### Aim of the exercise
Can you print the records word for word, from their first line up to and including the line containing "246, 68, 257]", with the pictures left out?

### Data shown
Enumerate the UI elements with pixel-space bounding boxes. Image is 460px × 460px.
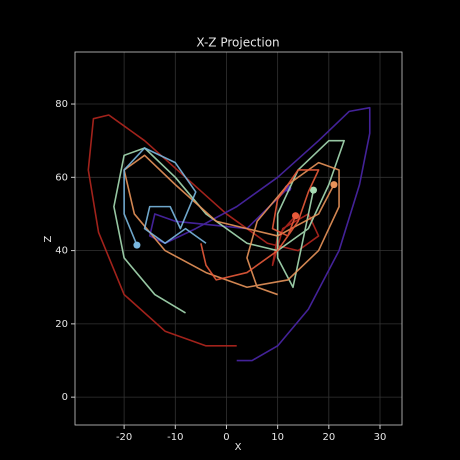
y-tick-label: 0	[62, 392, 68, 403]
x-tick-label: -10	[167, 432, 183, 443]
trajectory	[87, 114, 320, 347]
x-tick-label: 20	[322, 432, 335, 443]
plot-frame	[74, 51, 403, 426]
current-point	[133, 241, 141, 249]
y-tick-label: 40	[55, 246, 68, 257]
trajectory	[200, 169, 320, 281]
trajectory	[123, 154, 340, 296]
current-point	[309, 186, 317, 194]
trajectory	[123, 147, 207, 246]
x-tick-label: -20	[116, 432, 132, 443]
y-tick-label: 20	[55, 319, 68, 330]
x-tick-label: 10	[271, 432, 284, 443]
chart-title: X-Z Projection	[196, 36, 279, 50]
y-axis-label: Z	[43, 235, 54, 242]
trajectory	[148, 106, 371, 362]
y-tick-label: 80	[55, 99, 68, 110]
x-tick-label: 30	[374, 432, 387, 443]
current-point	[330, 181, 338, 189]
x-tick-label: 0	[223, 432, 229, 443]
x-axis-label: X	[235, 442, 242, 453]
y-tick-label: 60	[55, 172, 68, 183]
current-point	[292, 212, 300, 220]
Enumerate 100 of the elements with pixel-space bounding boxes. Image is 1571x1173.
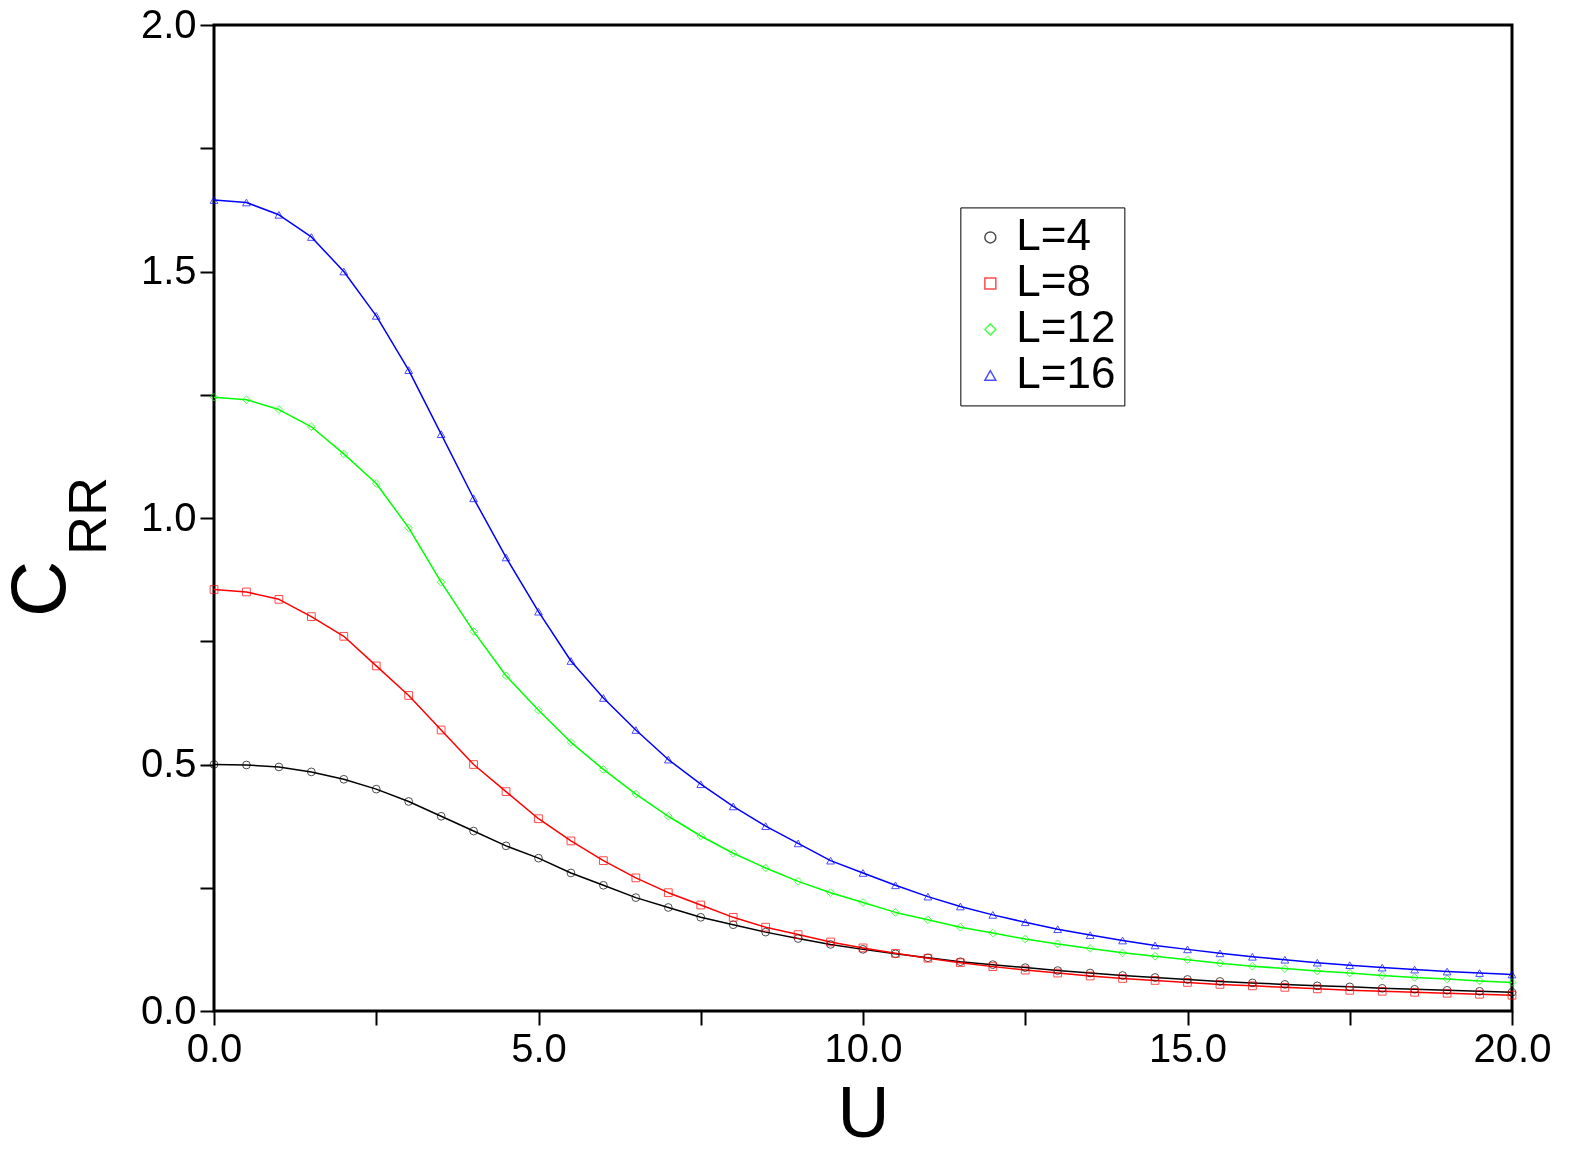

### Final result
Enumerate the UI elements with pixel-space bounding boxes. Image is 460px × 460px.
y-tick-label: 0	[62, 392, 68, 403]
x-tick-label: -10	[167, 432, 183, 443]
trajectory	[87, 114, 320, 347]
x-tick-label: 20	[322, 432, 335, 443]
plot-frame	[74, 51, 403, 426]
current-point	[133, 241, 141, 249]
y-tick-label: 40	[55, 246, 68, 257]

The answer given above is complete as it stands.